### TO BE DONE
Leave out any picture and return the remaining listing below exactly as given.

### THE INPUT
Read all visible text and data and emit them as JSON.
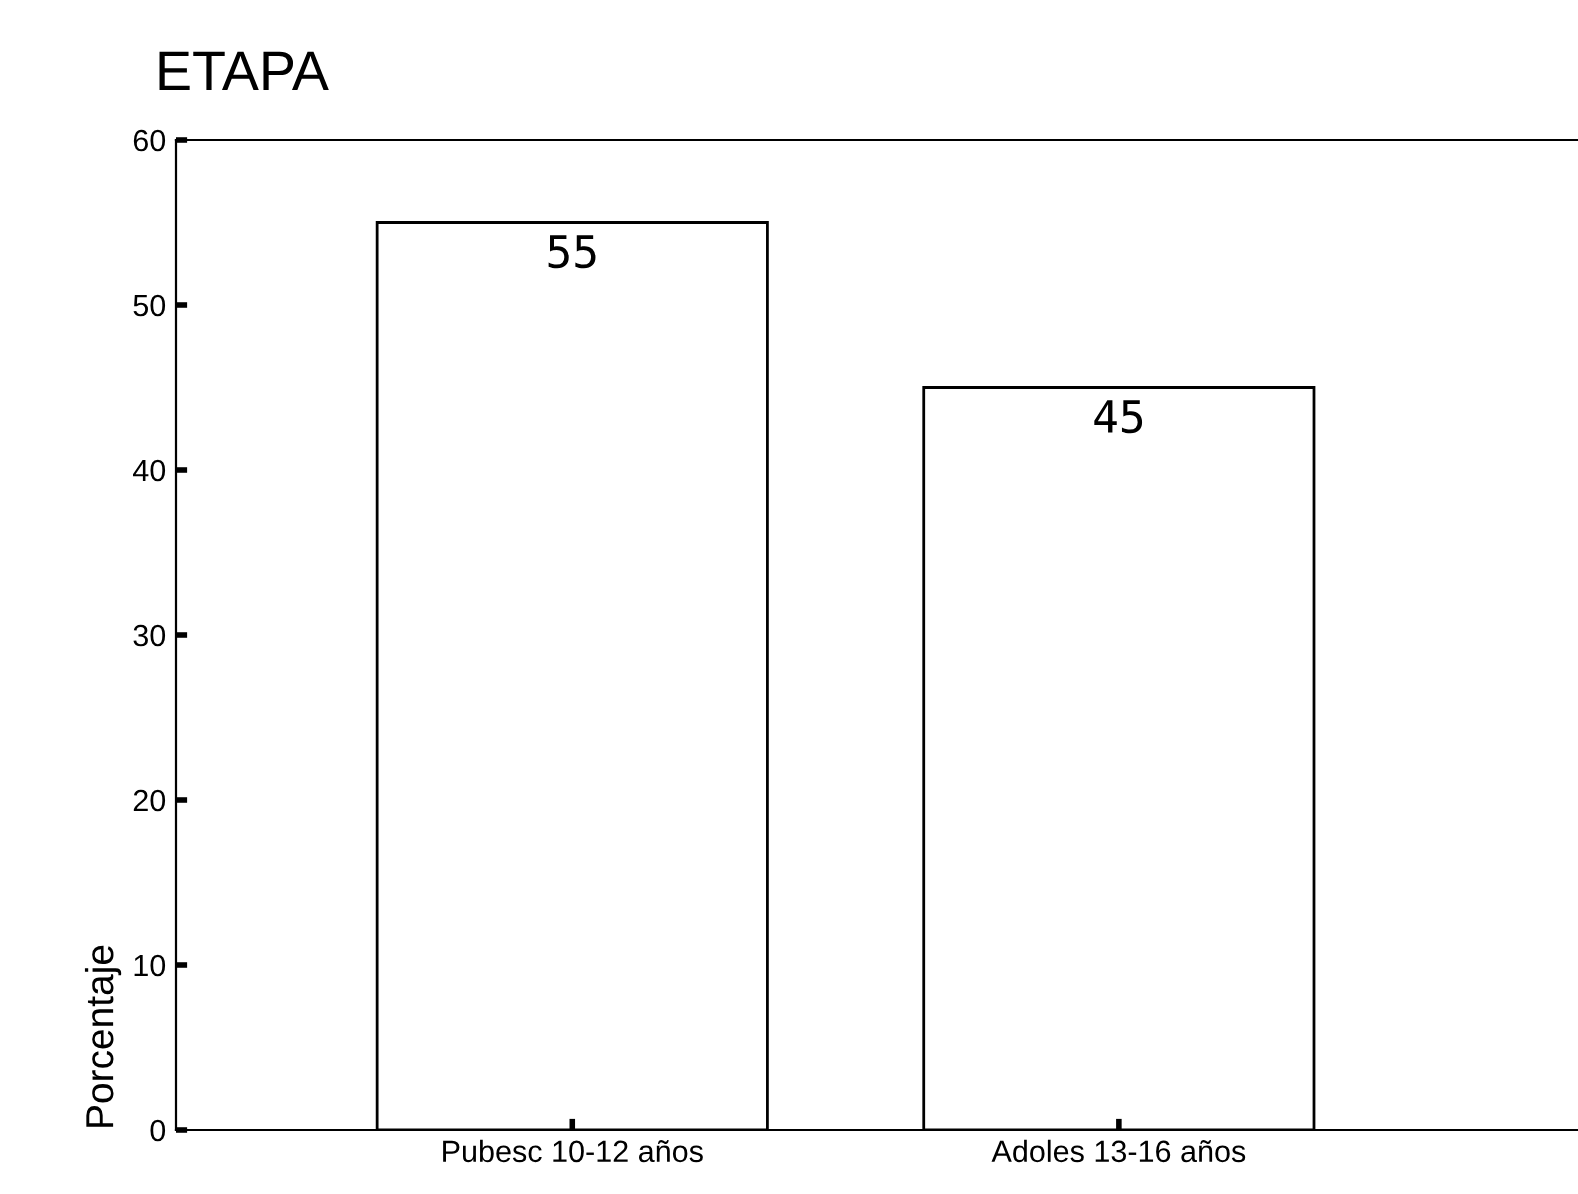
{
  "chart_data": {
    "type": "bar",
    "title": "ETAPA",
    "ylabel": "Porcentaje",
    "categories": [
      "Pubesc 10-12 años",
      "Adoles 13-16 años"
    ],
    "values": [
      55,
      45
    ],
    "color": "#ffffff",
    "ylim": [
      0,
      60
    ],
    "yticks": [
      0,
      10,
      20,
      30,
      40,
      50,
      60
    ],
    "grid": false,
    "legend": false,
    "data_labels": true
  }
}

### EXERCISE RESULT
Read all visible text and data and emit them as JSON.
{
  "chart_data": {
    "type": "bar",
    "title": "ETAPA",
    "ylabel": "Porcentaje",
    "categories": [
      "Pubesc 10-12 años",
      "Adoles 13-16 años"
    ],
    "values": [
      55,
      45
    ],
    "color": "#ffffff",
    "ylim": [
      0,
      60
    ],
    "yticks": [
      0,
      10,
      20,
      30,
      40,
      50,
      60
    ],
    "grid": false,
    "legend": false,
    "data_labels": true
  }
}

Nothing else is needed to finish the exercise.